* [Instruction]: Check each line of the listing below for the string "integrate", and copy the ones that have it.

* [Input rows]:
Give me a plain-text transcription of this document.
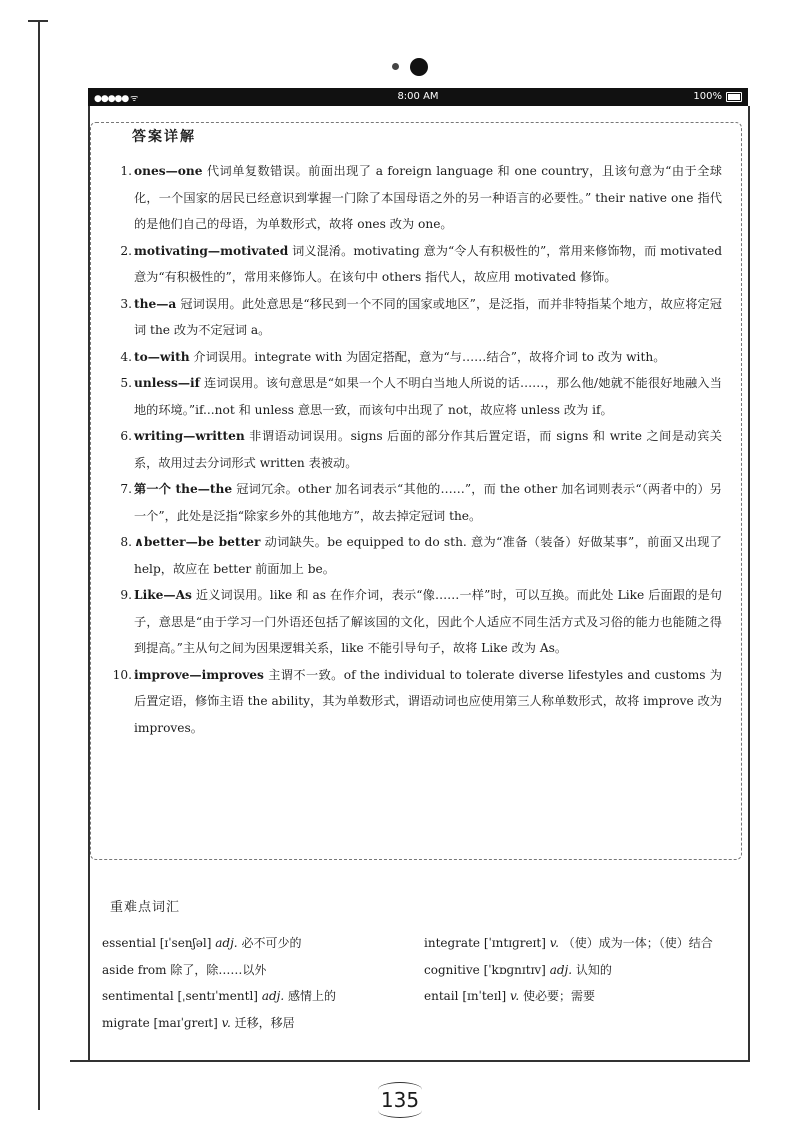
●●●●● ᯤ	8:00 AM	100%
答案详解
1. ones—one 代词单复数错误。前面出现了 a foreign language 和 one country，且该句意为“由于全球化，一个国家的居民已经意识到掌握一门除了本国母语之外的另一种语言的必要性。” their native one 指代的是他们自己的母语，为单数形式，故将 ones 改为 one。
2. motivating—motivated 词义混淆。motivating 意为“令人有积极性的”，常用来修饰物，而 motivated 意为“有积极性的”，常用来修饰人。在该句中 others 指代人，故应用 motivated 修饰。
3. the—a 冠词误用。此处意思是“移民到一个不同的国家或地区”，是泛指，而并非特指某个地方，故应将定冠词 the 改为不定冠词 a。
4. to—with 介词误用。integrate with 为固定搭配，意为“与……结合”，故将介词 to 改为 with。
5. unless—if 连词误用。该句意思是“如果一个人不明白当地人所说的话……，那么他/她就不能很好地融入当地的环境。”if...not 和 unless 意思一致，而该句中出现了 not，故应将 unless 改为 if。
6. writing—written 非谓语动词误用。signs 后面的部分作其后置定语，而 signs 和 write 之间是动宾关系，故用过去分词形式 written 表被动。
7. 第一个 the—the 冠词冗余。other 加名词表示“其他的……”，而 the other 加名词则表示“（两者中的）另一个”，此处是泛指“除家乡外的其他地方”，故去掉定冠词 the。
8. ∧better—be better 动词缺失。be equipped to do sth. 意为“准备（装备）好做某事”，前面又出现了 help，故应在 better 前面加上 be。
9. Like—As 近义词误用。like 和 as 在作介词，表示“像……一样”时，可以互换。而此处 Like 后面跟的是句子，意思是“由于学习一门外语还包括了解该国的文化，因此个人适应不同生活方式及习俗的能力也能随之得到提高。”主从句之间为因果逻辑关系，like 不能引导句子，故将 Like 改为 As。
10. improve—improves 主谓不一致。of the individual to tolerate diverse lifestyles and customs 为后置定语，修饰主语 the ability，其为单数形式，谓语动词也应使用第三人称单数形式，故将 improve 改为 improves。
重难点词汇
essential [ɪˈsenʃəl] adj. 必不可少的
aside from 除了，除……以外
sentimental [ˌsentɪˈmentl] adj. 感情上的
migrate [maɪˈɡreɪt] v. 迁移，移居
integrate [ˈɪntɪɡreɪt] v. （使）成为一体；（使）结合
cognitive [ˈkɒɡnɪtɪv] adj. 认知的
entail [ɪnˈteɪl] v. 使必要；需要
135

* [Result of the exercise]:
4. to—with 介词误用。integrate with 为固定搭配，意为“与……结合”，故将介词 to 改为 with。
integrate [ˈɪntɪɡreɪt] v. （使）成为一体；（使）结合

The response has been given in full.